EXERCISE: Return the material below in full and exactly.

RECORDS PROVIDED:
## Begin

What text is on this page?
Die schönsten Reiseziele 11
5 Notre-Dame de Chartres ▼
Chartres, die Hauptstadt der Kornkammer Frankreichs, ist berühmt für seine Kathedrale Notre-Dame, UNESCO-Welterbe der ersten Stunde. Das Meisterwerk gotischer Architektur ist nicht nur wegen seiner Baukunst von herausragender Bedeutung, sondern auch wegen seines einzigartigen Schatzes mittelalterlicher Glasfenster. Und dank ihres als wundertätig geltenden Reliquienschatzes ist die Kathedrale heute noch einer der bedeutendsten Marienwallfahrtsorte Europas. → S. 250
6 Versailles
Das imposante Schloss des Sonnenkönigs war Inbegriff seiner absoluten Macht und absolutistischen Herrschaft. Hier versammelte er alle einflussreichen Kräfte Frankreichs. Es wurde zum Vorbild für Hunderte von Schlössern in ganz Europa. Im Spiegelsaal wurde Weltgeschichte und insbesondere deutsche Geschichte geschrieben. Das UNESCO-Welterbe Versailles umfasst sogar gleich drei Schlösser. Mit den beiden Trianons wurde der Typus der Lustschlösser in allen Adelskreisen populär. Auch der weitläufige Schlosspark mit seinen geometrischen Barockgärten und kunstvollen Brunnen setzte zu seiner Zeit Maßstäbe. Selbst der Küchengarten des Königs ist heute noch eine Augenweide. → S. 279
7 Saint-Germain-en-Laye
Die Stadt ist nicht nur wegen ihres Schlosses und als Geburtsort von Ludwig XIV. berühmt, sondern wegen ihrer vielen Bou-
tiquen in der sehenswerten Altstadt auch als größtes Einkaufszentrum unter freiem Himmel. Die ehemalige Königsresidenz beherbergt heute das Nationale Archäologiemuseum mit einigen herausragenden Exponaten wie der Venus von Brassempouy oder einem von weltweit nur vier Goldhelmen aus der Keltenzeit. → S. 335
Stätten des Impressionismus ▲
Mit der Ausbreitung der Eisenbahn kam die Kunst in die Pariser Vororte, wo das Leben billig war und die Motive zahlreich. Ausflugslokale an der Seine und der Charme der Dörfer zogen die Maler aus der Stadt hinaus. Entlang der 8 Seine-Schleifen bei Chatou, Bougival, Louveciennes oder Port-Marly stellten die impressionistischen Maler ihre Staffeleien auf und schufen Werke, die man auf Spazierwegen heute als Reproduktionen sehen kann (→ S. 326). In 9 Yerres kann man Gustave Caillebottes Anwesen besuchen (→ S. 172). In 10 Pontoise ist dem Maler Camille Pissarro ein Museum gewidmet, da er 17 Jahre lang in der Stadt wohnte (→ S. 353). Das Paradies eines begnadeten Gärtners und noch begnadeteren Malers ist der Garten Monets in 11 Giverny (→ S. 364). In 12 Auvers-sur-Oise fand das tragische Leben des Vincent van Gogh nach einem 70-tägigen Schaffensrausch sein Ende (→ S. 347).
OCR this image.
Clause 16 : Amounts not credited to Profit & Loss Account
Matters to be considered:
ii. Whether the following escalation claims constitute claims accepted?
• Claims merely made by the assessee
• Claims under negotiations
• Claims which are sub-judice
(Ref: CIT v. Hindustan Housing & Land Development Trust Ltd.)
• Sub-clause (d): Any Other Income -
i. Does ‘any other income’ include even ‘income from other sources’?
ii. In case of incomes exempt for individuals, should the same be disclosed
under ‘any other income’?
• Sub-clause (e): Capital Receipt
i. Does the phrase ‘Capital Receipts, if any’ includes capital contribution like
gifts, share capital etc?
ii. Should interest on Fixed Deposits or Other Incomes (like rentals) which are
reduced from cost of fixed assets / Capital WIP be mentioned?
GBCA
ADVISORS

## End

RESPONSE:
What text is on this page?
Die schönsten Reiseziele 11
5 Notre-Dame de Chartres ▼
Chartres, die Hauptstadt der Kornkammer Frankreichs, ist berühmt für seine Kathedrale Notre-Dame, UNESCO-Welterbe der ersten Stunde. Das Meisterwerk gotischer Architektur ist nicht nur wegen seiner Baukunst von herausragender Bedeutung, sondern auch wegen seines einzigartigen Schatzes mittelalterlicher Glasfenster. Und dank ihres als wundertätig geltenden Reliquienschatzes ist die Kathedrale heute noch einer der bedeutendsten Marienwallfahrtsorte Europas. → S. 250
6 Versailles
Das imposante Schloss des Sonnenkönigs war Inbegriff seiner absoluten Macht und absolutistischen Herrschaft. Hier versammelte er alle einflussreichen Kräfte Frankreichs. Es wurde zum Vorbild für Hunderte von Schlössern in ganz Europa. Im Spiegelsaal wurde Weltgeschichte und insbesondere deutsche Geschichte geschrieben. Das UNESCO-Welterbe Versailles umfasst sogar gleich drei Schlösser. Mit den beiden Trianons wurde der Typus der Lustschlösser in allen Adelskreisen populär. Auch der weitläufige Schlosspark mit seinen geometrischen Barockgärten und kunstvollen Brunnen setzte zu seiner Zeit Maßstäbe. Selbst der Küchengarten des Königs ist heute noch eine Augenweide. → S. 279
7 Saint-Germain-en-Laye
Die Stadt ist nicht nur wegen ihres Schlosses und als Geburtsort von Ludwig XIV. berühmt, sondern wegen ihrer vielen Bou-
tiquen in der sehenswerten Altstadt auch als größtes Einkaufszentrum unter freiem Himmel. Die ehemalige Königsresidenz beherbergt heute das Nationale Archäologiemuseum mit einigen herausragenden Exponaten wie der Venus von Brassempouy oder einem von weltweit nur vier Goldhelmen aus der Keltenzeit. → S. 335
Stätten des Impressionismus ▲
Mit der Ausbreitung der Eisenbahn kam die Kunst in die Pariser Vororte, wo das Leben billig war und die Motive zahlreich. Ausflugslokale an der Seine und der Charme der Dörfer zogen die Maler aus der Stadt hinaus. Entlang der 8 Seine-Schleifen bei Chatou, Bougival, Louveciennes oder Port-Marly stellten die impressionistischen Maler ihre Staffeleien auf und schufen Werke, die man auf Spazierwegen heute als Reproduktionen sehen kann (→ S. 326). In 9 Yerres kann man Gustave Caillebottes Anwesen besuchen (→ S. 172). In 10 Pontoise ist dem Maler Camille Pissarro ein Museum gewidmet, da er 17 Jahre lang in der Stadt wohnte (→ S. 353). Das Paradies eines begnadeten Gärtners und noch begnadeteren Malers ist der Garten Monets in 11 Giverny (→ S. 364). In 12 Auvers-sur-Oise fand das tragische Leben des Vincent van Gogh nach einem 70-tägigen Schaffensrausch sein Ende (→ S. 347).
OCR this image.
Clause 16 : Amounts not credited to Profit & Loss Account
Matters to be considered:
ii. Whether the following escalation claims constitute claims accepted?
• Claims merely made by the assessee
• Claims under negotiations
• Claims which are sub-judice
(Ref: CIT v. Hindustan Housing & Land Development Trust Ltd.)
• Sub-clause (d): Any Other Income -
i. Does ‘any other income’ include even ‘income from other sources’?
ii. In case of incomes exempt for individuals, should the same be disclosed
under ‘any other income’?
• Sub-clause (e): Capital Receipt
i. Does the phrase ‘Capital Receipts, if any’ includes capital contribution like
gifts, share capital etc?
ii. Should interest on Fixed Deposits or Other Incomes (like rentals) which are
reduced from cost of fixed assets / Capital WIP be mentioned?
GBCA
ADVISORS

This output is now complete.